### Data for this task
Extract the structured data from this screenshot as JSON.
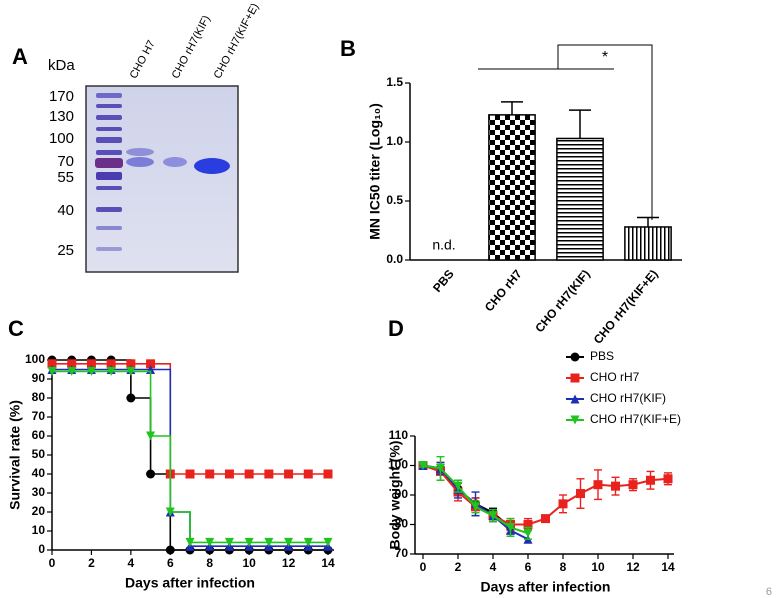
{
  "page_number": "6",
  "gel": {
    "label": "A",
    "unit": "kDa",
    "lanes": [
      "CHO H7",
      "CHO rH7(KIF)",
      "CHO rH7(KIF+E)"
    ],
    "markers": [
      170,
      130,
      100,
      70,
      55,
      40,
      25
    ]
  },
  "chart_data": [
    {
      "type": "bar",
      "label": "B",
      "ylabel": "MN IC50 titer (Log₁₀)",
      "categories": [
        "PBS",
        "CHO rH7",
        "CHO rH7(KIF)",
        "CHO rH7(KIF+E)"
      ],
      "values": [
        null,
        1.23,
        1.03,
        0.28
      ],
      "errors": [
        null,
        0.11,
        0.24,
        0.08
      ],
      "patterns": [
        null,
        "checker",
        "horizontal",
        "vertical"
      ],
      "color": "#000000",
      "missing_label": "n.d.",
      "significance": "*",
      "ylim": [
        0,
        1.5
      ],
      "yticks": [
        {
          "value": 0,
          "label": "0.0"
        },
        0.5,
        {
          "value": 1,
          "label": "1.0"
        },
        1.5
      ]
    },
    {
      "type": "step",
      "label": "C",
      "xlabel": "Days after infection",
      "ylabel": "Survival rate (%)",
      "x": [
        0,
        1,
        2,
        3,
        4,
        5,
        6,
        7,
        8,
        9,
        10,
        11,
        12,
        13,
        14
      ],
      "series": [
        {
          "color": "#000000",
          "marker": "circle",
          "values": [
            100,
            100,
            100,
            100,
            80,
            40,
            0,
            0,
            0,
            0,
            0,
            0,
            0,
            0,
            0
          ]
        },
        {
          "color": "#e8231e",
          "marker": "square",
          "values": [
            98,
            98,
            98,
            98,
            98,
            98,
            40,
            40,
            40,
            40,
            40,
            40,
            40,
            40,
            40
          ]
        },
        {
          "color": "#1f2fb5",
          "marker": "triangle-up",
          "values": [
            95,
            95,
            95,
            95,
            95,
            95,
            20,
            2,
            2,
            2,
            2,
            2,
            2,
            2,
            2
          ]
        },
        {
          "color": "#1fc41f",
          "marker": "triangle-down",
          "values": [
            94,
            94,
            94,
            94,
            94,
            60,
            20,
            4,
            4,
            4,
            4,
            4,
            4,
            4,
            4
          ]
        }
      ],
      "xlim": [
        0,
        14
      ],
      "ylim": [
        0,
        100
      ],
      "xticks": [
        0,
        2,
        4,
        6,
        8,
        10,
        12,
        14
      ],
      "yticks": [
        0,
        10,
        20,
        30,
        40,
        50,
        60,
        70,
        80,
        90,
        100
      ]
    },
    {
      "type": "line",
      "label": "D",
      "xlabel": "Days after infection",
      "ylabel": "Body weight (%)",
      "x": [
        0,
        1,
        2,
        3,
        4,
        5,
        6,
        7,
        8,
        9,
        10,
        11,
        12,
        13,
        14
      ],
      "series": [
        {
          "name": "PBS",
          "color": "#000000",
          "marker": "circle",
          "values": [
            100,
            99,
            92,
            87,
            84,
            79,
            null,
            null,
            null,
            null,
            null,
            null,
            null,
            null,
            null
          ],
          "errors": [
            0.5,
            2,
            2,
            2,
            1.5,
            2,
            null,
            null,
            null,
            null,
            null,
            null,
            null,
            null,
            null
          ]
        },
        {
          "name": "CHO rH7",
          "color": "#e8231e",
          "marker": "square",
          "values": [
            100,
            98,
            91,
            86,
            83,
            80,
            80,
            82,
            87,
            90.5,
            93.5,
            93,
            93.5,
            95,
            95.5
          ],
          "errors": [
            0.5,
            3,
            3,
            3,
            2,
            2,
            2,
            0.5,
            3,
            5,
            5,
            3,
            2,
            3,
            2
          ]
        },
        {
          "name": "CHO rH7(KIF)",
          "color": "#1f2fb5",
          "marker": "triangle-up",
          "values": [
            100,
            99,
            92,
            87,
            83,
            78,
            75,
            null,
            null,
            null,
            null,
            null,
            null,
            null,
            null
          ],
          "errors": [
            0.5,
            2,
            3,
            4,
            2,
            2,
            null,
            null,
            null,
            null,
            null,
            null,
            null,
            null,
            null
          ]
        },
        {
          "name": "CHO rH7(KIF+E)",
          "color": "#1fc41f",
          "marker": "triangle-down",
          "values": [
            100,
            99,
            93,
            86,
            83,
            79,
            77,
            null,
            null,
            null,
            null,
            null,
            null,
            null,
            null
          ],
          "errors": [
            0.5,
            4,
            2,
            2,
            2,
            3,
            2,
            null,
            null,
            null,
            null,
            null,
            null,
            null,
            null
          ]
        }
      ],
      "legend": "upper right",
      "xlim": [
        0,
        14
      ],
      "ylim": [
        70,
        110
      ],
      "xticks": [
        0,
        2,
        4,
        6,
        8,
        10,
        12,
        14
      ],
      "yticks": [
        70,
        80,
        90,
        100,
        110
      ]
    }
  ]
}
######
## Written exercise
Gather every line from the entries above where the word "name" appears, and copy them.

## Full output
          "name": "PBS",
          "name": "CHO rH7",
          "name": "CHO rH7(KIF)",
          "name": "CHO rH7(KIF+E)",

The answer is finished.